▶ _PROVIDED ENTRIES_
--- start ---

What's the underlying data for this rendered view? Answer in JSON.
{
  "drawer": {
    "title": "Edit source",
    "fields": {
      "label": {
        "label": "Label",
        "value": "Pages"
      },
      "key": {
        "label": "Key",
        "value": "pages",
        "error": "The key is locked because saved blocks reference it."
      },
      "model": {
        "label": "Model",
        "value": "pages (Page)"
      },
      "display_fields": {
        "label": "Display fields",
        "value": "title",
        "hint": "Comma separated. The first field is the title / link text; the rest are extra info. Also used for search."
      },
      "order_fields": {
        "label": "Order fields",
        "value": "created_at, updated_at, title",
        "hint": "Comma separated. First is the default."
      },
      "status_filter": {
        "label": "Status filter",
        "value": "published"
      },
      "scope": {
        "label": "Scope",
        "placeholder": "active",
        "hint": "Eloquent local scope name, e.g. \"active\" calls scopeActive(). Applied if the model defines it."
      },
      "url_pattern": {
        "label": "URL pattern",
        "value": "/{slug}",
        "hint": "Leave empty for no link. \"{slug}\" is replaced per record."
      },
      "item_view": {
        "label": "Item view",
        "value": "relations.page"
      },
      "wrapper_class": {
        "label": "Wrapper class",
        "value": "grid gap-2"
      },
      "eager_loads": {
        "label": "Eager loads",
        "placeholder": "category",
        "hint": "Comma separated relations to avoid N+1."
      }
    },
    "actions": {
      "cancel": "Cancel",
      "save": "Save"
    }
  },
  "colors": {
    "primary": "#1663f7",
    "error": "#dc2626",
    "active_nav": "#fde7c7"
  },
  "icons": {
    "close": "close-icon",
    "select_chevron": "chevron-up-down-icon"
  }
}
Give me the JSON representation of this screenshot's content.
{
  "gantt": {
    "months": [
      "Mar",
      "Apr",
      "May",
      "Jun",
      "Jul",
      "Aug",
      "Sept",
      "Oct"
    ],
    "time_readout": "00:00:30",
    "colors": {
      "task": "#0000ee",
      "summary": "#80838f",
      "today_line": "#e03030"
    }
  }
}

--- end ---

▶ _TASK BRIEF_
All the entries above need to be reproduced exactly.

▶ _THE REPLY_
What's the underlying data for this rendered view? Answer in JSON.
{
  "drawer": {
    "title": "Edit source",
    "fields": {
      "label": {
        "label": "Label",
        "value": "Pages"
      },
      "key": {
        "label": "Key",
        "value": "pages",
        "error": "The key is locked because saved blocks reference it."
      },
      "model": {
        "label": "Model",
        "value": "pages (Page)"
      },
      "display_fields": {
        "label": "Display fields",
        "value": "title",
        "hint": "Comma separated. The first field is the title / link text; the rest are extra info. Also used for search."
      },
      "order_fields": {
        "label": "Order fields",
        "value": "created_at, updated_at, title",
        "hint": "Comma separated. First is the default."
      },
      "status_filter": {
        "label": "Status filter",
        "value": "published"
      },
      "scope": {
        "label": "Scope",
        "placeholder": "active",
        "hint": "Eloquent local scope name, e.g. \"active\" calls scopeActive(). Applied if the model defines it."
      },
      "url_pattern": {
        "label": "URL pattern",
        "value": "/{slug}",
        "hint": "Leave empty for no link. \"{slug}\" is replaced per record."
      },
      "item_view": {
        "label": "Item view",
        "value": "relations.page"
      },
      "wrapper_class": {
        "label": "Wrapper class",
        "value": "grid gap-2"
      },
      "eager_loads": {
        "label": "Eager loads",
        "placeholder": "category",
        "hint": "Comma separated relations to avoid N+1."
      }
    },
    "actions": {
      "cancel": "Cancel",
      "save": "Save"
    }
  },
  "colors": {
    "primary": "#1663f7",
    "error": "#dc2626",
    "active_nav": "#fde7c7"
  },
  "icons": {
    "close": "close-icon",
    "select_chevron": "chevron-up-down-icon"
  }
}
Give me the JSON representation of this screenshot's content.
{
  "gantt": {
    "months": [
      "Mar",
      "Apr",
      "May",
      "Jun",
      "Jul",
      "Aug",
      "Sept",
      "Oct"
    ],
    "time_readout": "00:00:30",
    "colors": {
      "task": "#0000ee",
      "summary": "#80838f",
      "today_line": "#e03030"
    }
  }
}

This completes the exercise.